_TASK TO COMPLETE_. Scan the listing that follows and report how many lines contain "JSON". Write the number alone.

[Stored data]
#####
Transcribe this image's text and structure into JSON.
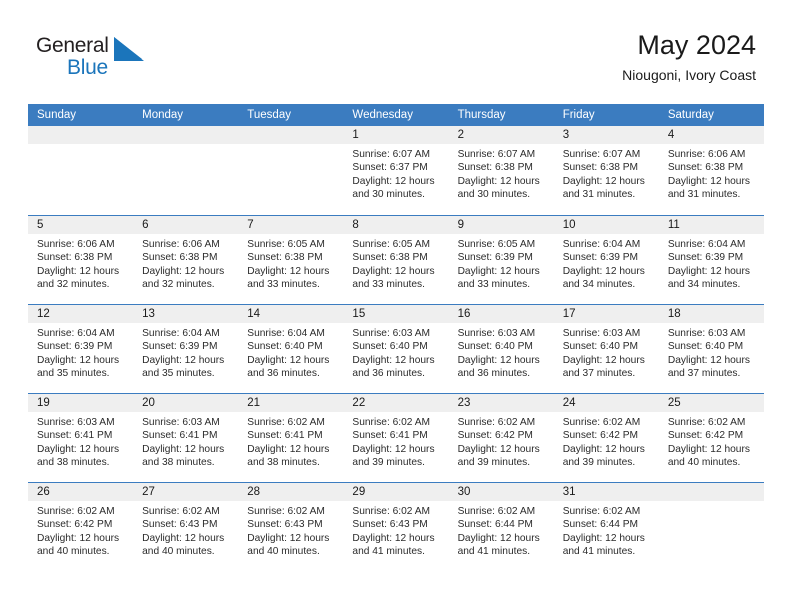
{
  "brand": {
    "name_part1": "General",
    "name_part2": "Blue",
    "mark": "triangle-logo-icon",
    "color_dark": "#231f20",
    "color_blue": "#1b75bb"
  },
  "header": {
    "title": "May 2024",
    "subtitle": "Niougoni, Ivory Coast"
  },
  "theme": {
    "header_bar": "#3b7cc0",
    "day_strip": "#efefef",
    "text": "#1a1a1a"
  },
  "calendar": {
    "weekday_headers": [
      "Sunday",
      "Monday",
      "Tuesday",
      "Wednesday",
      "Thursday",
      "Friday",
      "Saturday"
    ],
    "weeks": [
      [
        {
          "day": "",
          "lines": []
        },
        {
          "day": "",
          "lines": []
        },
        {
          "day": "",
          "lines": []
        },
        {
          "day": "1",
          "lines": [
            "Sunrise: 6:07 AM",
            "Sunset: 6:37 PM",
            "Daylight: 12 hours",
            "and 30 minutes."
          ]
        },
        {
          "day": "2",
          "lines": [
            "Sunrise: 6:07 AM",
            "Sunset: 6:38 PM",
            "Daylight: 12 hours",
            "and 30 minutes."
          ]
        },
        {
          "day": "3",
          "lines": [
            "Sunrise: 6:07 AM",
            "Sunset: 6:38 PM",
            "Daylight: 12 hours",
            "and 31 minutes."
          ]
        },
        {
          "day": "4",
          "lines": [
            "Sunrise: 6:06 AM",
            "Sunset: 6:38 PM",
            "Daylight: 12 hours",
            "and 31 minutes."
          ]
        }
      ],
      [
        {
          "day": "5",
          "lines": [
            "Sunrise: 6:06 AM",
            "Sunset: 6:38 PM",
            "Daylight: 12 hours",
            "and 32 minutes."
          ]
        },
        {
          "day": "6",
          "lines": [
            "Sunrise: 6:06 AM",
            "Sunset: 6:38 PM",
            "Daylight: 12 hours",
            "and 32 minutes."
          ]
        },
        {
          "day": "7",
          "lines": [
            "Sunrise: 6:05 AM",
            "Sunset: 6:38 PM",
            "Daylight: 12 hours",
            "and 33 minutes."
          ]
        },
        {
          "day": "8",
          "lines": [
            "Sunrise: 6:05 AM",
            "Sunset: 6:38 PM",
            "Daylight: 12 hours",
            "and 33 minutes."
          ]
        },
        {
          "day": "9",
          "lines": [
            "Sunrise: 6:05 AM",
            "Sunset: 6:39 PM",
            "Daylight: 12 hours",
            "and 33 minutes."
          ]
        },
        {
          "day": "10",
          "lines": [
            "Sunrise: 6:04 AM",
            "Sunset: 6:39 PM",
            "Daylight: 12 hours",
            "and 34 minutes."
          ]
        },
        {
          "day": "11",
          "lines": [
            "Sunrise: 6:04 AM",
            "Sunset: 6:39 PM",
            "Daylight: 12 hours",
            "and 34 minutes."
          ]
        }
      ],
      [
        {
          "day": "12",
          "lines": [
            "Sunrise: 6:04 AM",
            "Sunset: 6:39 PM",
            "Daylight: 12 hours",
            "and 35 minutes."
          ]
        },
        {
          "day": "13",
          "lines": [
            "Sunrise: 6:04 AM",
            "Sunset: 6:39 PM",
            "Daylight: 12 hours",
            "and 35 minutes."
          ]
        },
        {
          "day": "14",
          "lines": [
            "Sunrise: 6:04 AM",
            "Sunset: 6:40 PM",
            "Daylight: 12 hours",
            "and 36 minutes."
          ]
        },
        {
          "day": "15",
          "lines": [
            "Sunrise: 6:03 AM",
            "Sunset: 6:40 PM",
            "Daylight: 12 hours",
            "and 36 minutes."
          ]
        },
        {
          "day": "16",
          "lines": [
            "Sunrise: 6:03 AM",
            "Sunset: 6:40 PM",
            "Daylight: 12 hours",
            "and 36 minutes."
          ]
        },
        {
          "day": "17",
          "lines": [
            "Sunrise: 6:03 AM",
            "Sunset: 6:40 PM",
            "Daylight: 12 hours",
            "and 37 minutes."
          ]
        },
        {
          "day": "18",
          "lines": [
            "Sunrise: 6:03 AM",
            "Sunset: 6:40 PM",
            "Daylight: 12 hours",
            "and 37 minutes."
          ]
        }
      ],
      [
        {
          "day": "19",
          "lines": [
            "Sunrise: 6:03 AM",
            "Sunset: 6:41 PM",
            "Daylight: 12 hours",
            "and 38 minutes."
          ]
        },
        {
          "day": "20",
          "lines": [
            "Sunrise: 6:03 AM",
            "Sunset: 6:41 PM",
            "Daylight: 12 hours",
            "and 38 minutes."
          ]
        },
        {
          "day": "21",
          "lines": [
            "Sunrise: 6:02 AM",
            "Sunset: 6:41 PM",
            "Daylight: 12 hours",
            "and 38 minutes."
          ]
        },
        {
          "day": "22",
          "lines": [
            "Sunrise: 6:02 AM",
            "Sunset: 6:41 PM",
            "Daylight: 12 hours",
            "and 39 minutes."
          ]
        },
        {
          "day": "23",
          "lines": [
            "Sunrise: 6:02 AM",
            "Sunset: 6:42 PM",
            "Daylight: 12 hours",
            "and 39 minutes."
          ]
        },
        {
          "day": "24",
          "lines": [
            "Sunrise: 6:02 AM",
            "Sunset: 6:42 PM",
            "Daylight: 12 hours",
            "and 39 minutes."
          ]
        },
        {
          "day": "25",
          "lines": [
            "Sunrise: 6:02 AM",
            "Sunset: 6:42 PM",
            "Daylight: 12 hours",
            "and 40 minutes."
          ]
        }
      ],
      [
        {
          "day": "26",
          "lines": [
            "Sunrise: 6:02 AM",
            "Sunset: 6:42 PM",
            "Daylight: 12 hours",
            "and 40 minutes."
          ]
        },
        {
          "day": "27",
          "lines": [
            "Sunrise: 6:02 AM",
            "Sunset: 6:43 PM",
            "Daylight: 12 hours",
            "and 40 minutes."
          ]
        },
        {
          "day": "28",
          "lines": [
            "Sunrise: 6:02 AM",
            "Sunset: 6:43 PM",
            "Daylight: 12 hours",
            "and 40 minutes."
          ]
        },
        {
          "day": "29",
          "lines": [
            "Sunrise: 6:02 AM",
            "Sunset: 6:43 PM",
            "Daylight: 12 hours",
            "and 41 minutes."
          ]
        },
        {
          "day": "30",
          "lines": [
            "Sunrise: 6:02 AM",
            "Sunset: 6:44 PM",
            "Daylight: 12 hours",
            "and 41 minutes."
          ]
        },
        {
          "day": "31",
          "lines": [
            "Sunrise: 6:02 AM",
            "Sunset: 6:44 PM",
            "Daylight: 12 hours",
            "and 41 minutes."
          ]
        },
        {
          "day": "",
          "lines": []
        }
      ]
    ]
  }
}
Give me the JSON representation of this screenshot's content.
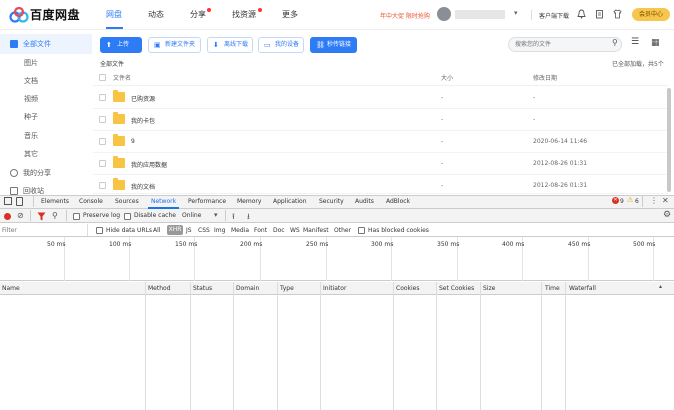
{
  "topnav": {
    "brand": "百度网盘",
    "items": [
      {
        "label": "网盘",
        "active": true,
        "dot": false
      },
      {
        "label": "动态",
        "active": false,
        "dot": false
      },
      {
        "label": "分享",
        "active": false,
        "dot": true
      },
      {
        "label": "找资源",
        "active": false,
        "dot": true
      },
      {
        "label": "更多",
        "active": false,
        "dot": false
      }
    ],
    "promo": "年中大促 限时抢购",
    "client_download": "客户端下载",
    "vip": "会员中心"
  },
  "sidebar": {
    "items": [
      {
        "label": "全部文件",
        "active": true
      },
      {
        "label": "图片"
      },
      {
        "label": "文档"
      },
      {
        "label": "视频"
      },
      {
        "label": "种子"
      },
      {
        "label": "音乐"
      },
      {
        "label": "其它"
      },
      {
        "label": "我的分享"
      },
      {
        "label": "回收站"
      }
    ]
  },
  "toolbar": {
    "upload": "上传",
    "new_folder": "新建文件夹",
    "offline_download": "离线下载",
    "my_devices": "我的设备",
    "transfer_link": "秒传链接",
    "search_placeholder": "搜索您的文件"
  },
  "breadcrumb": "全部文件",
  "loaded_status": "已全部加载，共5个",
  "file_table": {
    "headers": {
      "name": "文件名",
      "size": "大小",
      "date": "修改日期"
    },
    "rows": [
      {
        "name": "已购资源",
        "size": "-",
        "date": "-"
      },
      {
        "name": "我的卡包",
        "size": "-",
        "date": "-"
      },
      {
        "name": "9",
        "size": "-",
        "date": "2020-06-14 11:46"
      },
      {
        "name": "我的应用数据",
        "size": "-",
        "date": "2012-08-26 01:31"
      },
      {
        "name": "我的文档",
        "size": "-",
        "date": "2012-08-26 01:31"
      }
    ]
  },
  "devtools": {
    "tabs": [
      "Elements",
      "Console",
      "Sources",
      "Network",
      "Performance",
      "Memory",
      "Application",
      "Security",
      "Audits",
      "AdBlock"
    ],
    "active_tab": "Network",
    "error_count": "9",
    "warning_count": "6",
    "toolbar": {
      "preserve_log": "Preserve log",
      "disable_cache": "Disable cache",
      "throttle": "Online"
    },
    "filter_placeholder": "Filter",
    "hide_data_urls": "Hide data URLs",
    "types": [
      "All",
      "XHR",
      "JS",
      "CSS",
      "Img",
      "Media",
      "Font",
      "Doc",
      "WS",
      "Manifest",
      "Other"
    ],
    "has_blocked_cookies": "Has blocked cookies",
    "timeline_ticks": [
      "50 ms",
      "100 ms",
      "150 ms",
      "200 ms",
      "250 ms",
      "300 ms",
      "350 ms",
      "400 ms",
      "450 ms",
      "500 ms"
    ],
    "columns": [
      "Name",
      "Method",
      "Status",
      "Domain",
      "Type",
      "Initiator",
      "Cookies",
      "Set Cookies",
      "Size",
      "Time",
      "Waterfall"
    ]
  }
}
#####
_FINAL RESULT_. 2